*LISTING*.
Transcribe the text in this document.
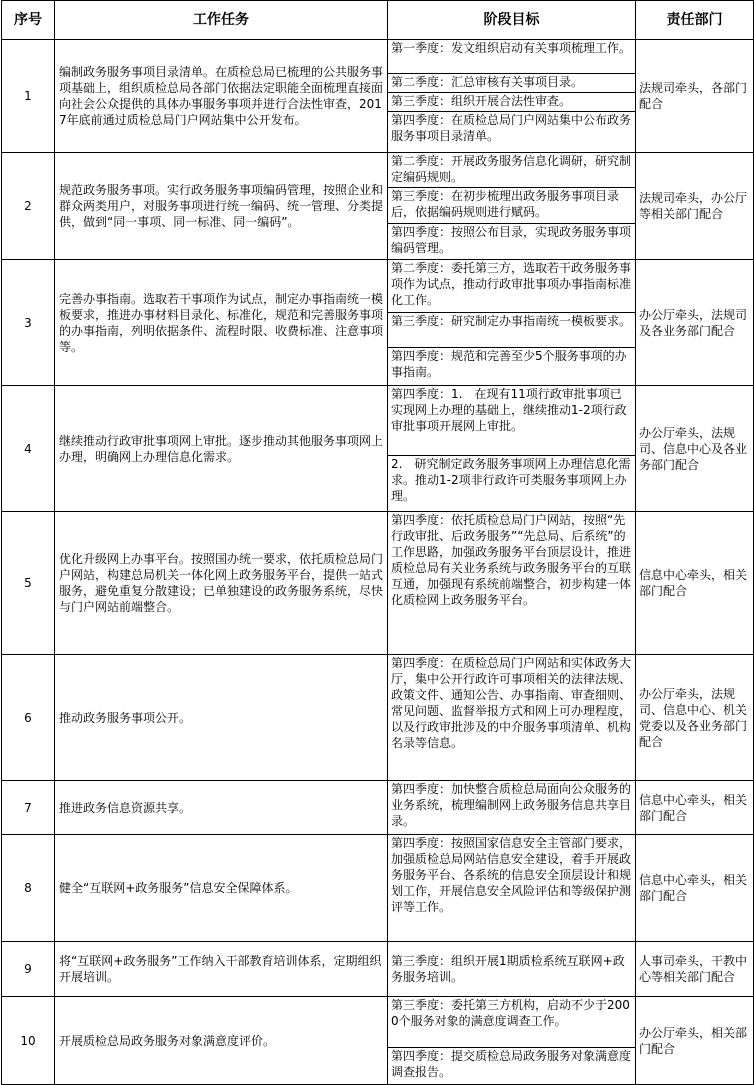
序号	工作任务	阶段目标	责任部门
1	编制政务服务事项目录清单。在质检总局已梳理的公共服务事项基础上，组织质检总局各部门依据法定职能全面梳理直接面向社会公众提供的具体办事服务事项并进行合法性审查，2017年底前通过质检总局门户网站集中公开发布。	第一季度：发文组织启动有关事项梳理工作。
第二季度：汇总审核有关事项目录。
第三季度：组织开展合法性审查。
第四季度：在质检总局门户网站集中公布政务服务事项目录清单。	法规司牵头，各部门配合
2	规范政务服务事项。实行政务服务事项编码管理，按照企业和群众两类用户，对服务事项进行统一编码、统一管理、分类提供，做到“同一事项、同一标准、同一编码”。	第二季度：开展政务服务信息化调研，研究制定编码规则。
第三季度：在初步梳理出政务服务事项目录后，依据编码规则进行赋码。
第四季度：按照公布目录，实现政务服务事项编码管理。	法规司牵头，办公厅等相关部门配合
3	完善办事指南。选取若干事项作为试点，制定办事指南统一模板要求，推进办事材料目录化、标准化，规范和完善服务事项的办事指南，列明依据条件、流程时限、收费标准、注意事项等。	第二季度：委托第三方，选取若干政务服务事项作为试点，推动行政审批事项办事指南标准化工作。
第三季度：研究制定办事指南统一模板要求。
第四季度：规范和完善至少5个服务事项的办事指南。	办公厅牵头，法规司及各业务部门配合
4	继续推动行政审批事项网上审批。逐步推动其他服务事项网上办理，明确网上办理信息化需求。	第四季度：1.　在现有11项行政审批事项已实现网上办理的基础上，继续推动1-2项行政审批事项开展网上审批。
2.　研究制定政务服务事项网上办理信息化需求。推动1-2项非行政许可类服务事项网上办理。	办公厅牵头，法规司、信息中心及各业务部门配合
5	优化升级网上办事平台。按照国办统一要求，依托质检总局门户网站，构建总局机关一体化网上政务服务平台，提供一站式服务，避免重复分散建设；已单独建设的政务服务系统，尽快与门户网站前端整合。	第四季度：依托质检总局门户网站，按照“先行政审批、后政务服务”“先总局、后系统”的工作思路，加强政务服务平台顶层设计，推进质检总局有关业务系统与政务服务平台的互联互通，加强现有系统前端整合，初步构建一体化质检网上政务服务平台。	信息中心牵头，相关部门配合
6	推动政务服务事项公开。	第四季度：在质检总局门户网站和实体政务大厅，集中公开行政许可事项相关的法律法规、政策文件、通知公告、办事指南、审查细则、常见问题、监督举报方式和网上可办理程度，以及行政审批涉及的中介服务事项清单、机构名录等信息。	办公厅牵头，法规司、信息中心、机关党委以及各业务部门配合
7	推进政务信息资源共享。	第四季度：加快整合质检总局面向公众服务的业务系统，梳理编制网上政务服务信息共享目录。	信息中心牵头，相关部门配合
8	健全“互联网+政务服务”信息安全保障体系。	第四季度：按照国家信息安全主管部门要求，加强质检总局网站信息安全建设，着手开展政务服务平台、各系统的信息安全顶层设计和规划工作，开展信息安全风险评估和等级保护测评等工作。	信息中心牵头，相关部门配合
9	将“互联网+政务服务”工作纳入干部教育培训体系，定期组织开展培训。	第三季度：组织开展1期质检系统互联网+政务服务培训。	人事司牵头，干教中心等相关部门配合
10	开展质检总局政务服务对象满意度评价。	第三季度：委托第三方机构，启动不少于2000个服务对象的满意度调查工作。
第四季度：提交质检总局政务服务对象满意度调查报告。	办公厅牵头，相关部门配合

---

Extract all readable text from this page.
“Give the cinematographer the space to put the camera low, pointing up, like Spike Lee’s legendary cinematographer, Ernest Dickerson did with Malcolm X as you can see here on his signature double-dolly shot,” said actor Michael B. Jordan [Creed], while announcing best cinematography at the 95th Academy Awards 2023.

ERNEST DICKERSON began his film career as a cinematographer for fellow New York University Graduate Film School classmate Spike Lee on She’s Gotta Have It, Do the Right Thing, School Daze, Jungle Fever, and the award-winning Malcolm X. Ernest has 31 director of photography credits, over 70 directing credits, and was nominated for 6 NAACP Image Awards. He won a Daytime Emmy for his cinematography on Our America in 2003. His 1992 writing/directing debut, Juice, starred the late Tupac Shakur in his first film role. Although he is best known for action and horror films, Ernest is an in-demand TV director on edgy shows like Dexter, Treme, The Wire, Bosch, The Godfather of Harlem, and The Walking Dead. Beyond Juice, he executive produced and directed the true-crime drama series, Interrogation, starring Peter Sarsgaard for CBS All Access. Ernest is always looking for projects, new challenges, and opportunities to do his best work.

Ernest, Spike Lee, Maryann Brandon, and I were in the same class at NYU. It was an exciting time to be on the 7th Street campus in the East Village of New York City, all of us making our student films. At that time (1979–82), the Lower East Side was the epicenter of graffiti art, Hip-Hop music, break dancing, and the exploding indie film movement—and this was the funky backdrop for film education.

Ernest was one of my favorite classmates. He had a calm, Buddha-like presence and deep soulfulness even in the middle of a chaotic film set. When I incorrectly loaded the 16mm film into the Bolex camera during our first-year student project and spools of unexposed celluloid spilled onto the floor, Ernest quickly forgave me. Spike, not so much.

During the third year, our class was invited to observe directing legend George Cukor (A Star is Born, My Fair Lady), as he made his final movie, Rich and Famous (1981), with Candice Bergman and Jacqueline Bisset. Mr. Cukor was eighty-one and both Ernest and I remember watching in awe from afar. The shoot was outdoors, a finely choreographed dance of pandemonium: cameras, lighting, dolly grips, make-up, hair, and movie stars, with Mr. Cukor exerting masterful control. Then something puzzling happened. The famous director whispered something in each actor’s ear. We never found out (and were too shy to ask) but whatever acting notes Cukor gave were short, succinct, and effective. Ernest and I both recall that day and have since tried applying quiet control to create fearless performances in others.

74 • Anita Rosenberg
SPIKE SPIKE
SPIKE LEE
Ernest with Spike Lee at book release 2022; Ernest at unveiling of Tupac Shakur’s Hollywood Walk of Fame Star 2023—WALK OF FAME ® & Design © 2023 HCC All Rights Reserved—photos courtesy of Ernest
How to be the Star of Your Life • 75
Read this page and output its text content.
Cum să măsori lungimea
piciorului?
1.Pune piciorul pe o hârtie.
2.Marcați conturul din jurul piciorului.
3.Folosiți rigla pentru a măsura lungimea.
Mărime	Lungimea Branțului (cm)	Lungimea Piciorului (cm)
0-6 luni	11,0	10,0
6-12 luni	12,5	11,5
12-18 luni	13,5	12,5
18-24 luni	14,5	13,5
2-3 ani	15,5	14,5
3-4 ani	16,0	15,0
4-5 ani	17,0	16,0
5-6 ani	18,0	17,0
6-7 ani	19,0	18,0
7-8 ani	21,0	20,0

*WHAT IS EXPECTED*. Pick out each line containing the string "cinematography" and copy it.

*FINISHED EXERCISE*.
“Give the cinematographer the space to put the camera low, pointing up, like Spike Lee’s legendary cinematographer, Ernest Dickerson did with Malcolm X as you can see here on his signature double-dolly shot,” said actor Michael B. Jordan [Creed], while announcing best cinematography at the 95th Academy Awards 2023.
ERNEST DICKERSON began his film career as a cinematographer for fellow New York University Graduate Film School classmate Spike Lee on She’s Gotta Have It, Do the Right Thing, School Daze, Jungle Fever, and the award-winning Malcolm X. Ernest has 31 director of photography credits, over 70 directing credits, and was nominated for 6 NAACP Image Awards. He won a Daytime Emmy for his cinematography on Our America in 2003. His 1992 writing/directing debut, Juice, starred the late Tupac Shakur in his first film role. Although he is best known for action and horror films, Ernest is an in-demand TV director on edgy shows like Dexter, Treme, The Wire, Bosch, The Godfather of Harlem, and The Walking Dead. Beyond Juice, he executive produced and directed the true-crime drama series, Interrogation, starring Peter Sarsgaard for CBS All Access. Ernest is always looking for projects, new challenges, and opportunities to do his best work.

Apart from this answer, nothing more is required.